Activities =>
(a) In two sentences, summarize the passage below on uncinate fasciculus measurements.
(b) From the passage below on uncinate fasciculus measurements, list every mean FA value reported for the uncinate fasciculus, giving the group and side for each.

Source text =>
FA and ADC values of the uncinate fasciculus, inferior occipitofrontal fasciculus, and Meyer’s loop for 15 patients with AD and 15 controls are shown in Fig 2. For patients with AD, mean FA values along the uncinate fasciculus were 0.35 (standard deviation [SD] = 0.02) on the right side and 0.34 (SD = 0.03) on the left side. For the control group, mean FA values along the uncinate fasciculus were 0.38 (SD = 0.03) on the right side and 0.37 (SD = 0.02) on the left side. On both sides of the uncinate fasciculus, patients with AD had significantly lower mean FA values (P < .01) than the control group. For patients with AD, mean ADC values along the uncinate fasciculus were 0.46 × 10−3 seconds/mm2 (SD = 0.03 ×10−3 seconds/mm2) on the right side and 0.45 × 10−3 seconds/mm2 (SD = 0.03 × 10−3 seconds/mm2) on the left side. For the control group, mean ADC values along the uncinate fasciculus were 0.43 × 10−3 seconds/mm2 (SD = 0.02 × 10−3 seconds/mm2) on the right side and 0.44 × 10−3 seconds/mm2 (SD = 0.02 × 10−3 seconds/mm2) on the left side. For patients with AD, the mean number of voxels included in the constructed tract of the uncinate fasciculus was 715.3 (SD = 206.4) on the right side and 674.8 (SD = 238.2) on the left side. For the control group, the mean number of voxels included in the uncinate fasciculus was 673.7 (SD = 299.0) on the right side and 712.3 (SD = 306.6) on the left side. On both sides of the uncinate fasciculus, there were no significant differences in the mean number of voxels between patients with AD and controls.

Dataset content =>

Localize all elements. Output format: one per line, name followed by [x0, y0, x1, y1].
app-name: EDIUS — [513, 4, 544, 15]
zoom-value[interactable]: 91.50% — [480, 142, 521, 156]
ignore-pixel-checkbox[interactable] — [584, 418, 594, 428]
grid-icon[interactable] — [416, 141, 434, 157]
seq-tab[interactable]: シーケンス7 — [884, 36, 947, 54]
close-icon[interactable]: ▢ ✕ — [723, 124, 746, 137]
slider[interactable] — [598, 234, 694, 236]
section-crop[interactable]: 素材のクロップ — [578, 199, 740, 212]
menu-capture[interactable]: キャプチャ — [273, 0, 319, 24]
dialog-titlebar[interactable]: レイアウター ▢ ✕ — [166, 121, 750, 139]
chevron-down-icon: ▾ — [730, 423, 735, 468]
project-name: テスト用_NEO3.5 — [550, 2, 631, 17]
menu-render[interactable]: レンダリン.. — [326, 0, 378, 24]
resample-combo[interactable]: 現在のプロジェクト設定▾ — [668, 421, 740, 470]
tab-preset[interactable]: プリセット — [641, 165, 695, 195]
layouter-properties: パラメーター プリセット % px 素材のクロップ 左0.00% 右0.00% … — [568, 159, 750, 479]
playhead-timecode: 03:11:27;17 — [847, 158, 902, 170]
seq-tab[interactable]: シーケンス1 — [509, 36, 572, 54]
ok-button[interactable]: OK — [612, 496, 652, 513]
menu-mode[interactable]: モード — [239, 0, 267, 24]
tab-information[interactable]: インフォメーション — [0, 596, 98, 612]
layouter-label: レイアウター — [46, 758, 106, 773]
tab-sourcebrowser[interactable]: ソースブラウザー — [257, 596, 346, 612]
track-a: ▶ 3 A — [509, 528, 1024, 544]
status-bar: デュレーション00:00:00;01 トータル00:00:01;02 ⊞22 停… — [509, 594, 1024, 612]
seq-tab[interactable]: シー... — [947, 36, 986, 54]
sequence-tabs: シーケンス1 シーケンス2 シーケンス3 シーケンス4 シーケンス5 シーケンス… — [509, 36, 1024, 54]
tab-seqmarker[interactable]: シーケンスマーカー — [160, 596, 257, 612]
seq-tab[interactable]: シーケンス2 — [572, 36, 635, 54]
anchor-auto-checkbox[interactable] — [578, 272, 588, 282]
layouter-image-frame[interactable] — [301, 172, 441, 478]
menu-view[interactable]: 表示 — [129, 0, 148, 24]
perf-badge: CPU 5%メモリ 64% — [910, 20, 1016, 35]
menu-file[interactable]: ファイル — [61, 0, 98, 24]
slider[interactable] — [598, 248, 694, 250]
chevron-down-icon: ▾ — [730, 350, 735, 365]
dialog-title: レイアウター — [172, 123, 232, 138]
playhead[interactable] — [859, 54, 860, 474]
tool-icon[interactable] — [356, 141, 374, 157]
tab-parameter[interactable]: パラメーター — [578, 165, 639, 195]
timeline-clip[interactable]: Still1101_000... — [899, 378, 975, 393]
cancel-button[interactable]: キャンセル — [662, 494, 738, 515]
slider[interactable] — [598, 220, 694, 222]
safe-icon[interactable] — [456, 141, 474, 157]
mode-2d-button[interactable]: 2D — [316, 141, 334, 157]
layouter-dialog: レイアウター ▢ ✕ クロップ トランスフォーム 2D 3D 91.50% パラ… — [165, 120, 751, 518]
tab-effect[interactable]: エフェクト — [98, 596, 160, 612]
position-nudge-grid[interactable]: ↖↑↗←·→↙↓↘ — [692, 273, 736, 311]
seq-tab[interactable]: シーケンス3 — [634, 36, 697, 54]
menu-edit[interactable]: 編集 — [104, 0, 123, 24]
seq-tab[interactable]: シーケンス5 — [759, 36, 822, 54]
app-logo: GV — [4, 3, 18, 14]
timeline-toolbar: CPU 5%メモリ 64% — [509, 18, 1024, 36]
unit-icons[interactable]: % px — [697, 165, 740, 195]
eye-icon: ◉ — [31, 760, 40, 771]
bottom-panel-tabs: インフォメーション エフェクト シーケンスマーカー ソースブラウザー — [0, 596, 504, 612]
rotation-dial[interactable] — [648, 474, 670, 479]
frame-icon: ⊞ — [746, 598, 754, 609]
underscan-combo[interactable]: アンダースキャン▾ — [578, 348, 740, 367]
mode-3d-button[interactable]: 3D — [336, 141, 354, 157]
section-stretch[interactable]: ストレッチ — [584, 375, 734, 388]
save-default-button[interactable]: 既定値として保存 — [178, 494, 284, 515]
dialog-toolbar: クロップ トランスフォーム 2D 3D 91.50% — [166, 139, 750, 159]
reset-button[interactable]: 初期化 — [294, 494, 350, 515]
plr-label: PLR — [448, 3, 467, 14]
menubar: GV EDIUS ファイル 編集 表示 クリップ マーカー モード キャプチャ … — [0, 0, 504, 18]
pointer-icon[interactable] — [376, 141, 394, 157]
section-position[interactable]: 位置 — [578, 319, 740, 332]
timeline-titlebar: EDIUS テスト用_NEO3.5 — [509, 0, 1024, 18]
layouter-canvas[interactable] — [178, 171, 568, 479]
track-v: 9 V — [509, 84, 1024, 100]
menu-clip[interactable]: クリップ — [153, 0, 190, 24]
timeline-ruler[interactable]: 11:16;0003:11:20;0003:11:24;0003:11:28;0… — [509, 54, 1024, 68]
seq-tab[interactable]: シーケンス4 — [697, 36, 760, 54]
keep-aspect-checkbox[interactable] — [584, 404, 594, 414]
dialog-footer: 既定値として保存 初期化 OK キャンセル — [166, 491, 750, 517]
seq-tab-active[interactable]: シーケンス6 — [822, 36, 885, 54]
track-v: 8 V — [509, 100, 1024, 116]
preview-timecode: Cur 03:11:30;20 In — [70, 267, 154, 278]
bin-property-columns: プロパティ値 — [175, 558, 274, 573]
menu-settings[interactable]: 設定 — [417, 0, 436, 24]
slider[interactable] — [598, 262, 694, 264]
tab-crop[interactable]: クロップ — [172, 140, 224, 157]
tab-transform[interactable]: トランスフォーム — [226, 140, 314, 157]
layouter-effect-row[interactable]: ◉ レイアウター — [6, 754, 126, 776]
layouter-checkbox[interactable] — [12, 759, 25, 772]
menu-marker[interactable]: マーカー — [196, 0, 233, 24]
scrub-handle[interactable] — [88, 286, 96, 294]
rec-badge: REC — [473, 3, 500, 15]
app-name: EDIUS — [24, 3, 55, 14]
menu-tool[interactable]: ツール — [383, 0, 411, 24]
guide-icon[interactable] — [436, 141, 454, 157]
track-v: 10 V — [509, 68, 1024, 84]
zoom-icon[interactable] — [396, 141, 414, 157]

Answers for the exercise =>
(a) Along both sides of the uncinate fasciculus, the 15 patients with AD had significantly lower mean FA values than the 15 controls (P < .01). There were no significant differences between the two groups in the mean number of voxels in the constructed tract on either side.

(b)
- Patients with AD, right side: 0.35 (SD = 0.02)
- Patients with AD, left side: 0.34 (SD = 0.03)
- Control group, right side: 0.38 (SD = 0.03)
- Control group, left side: 0.37 (SD = 0.02)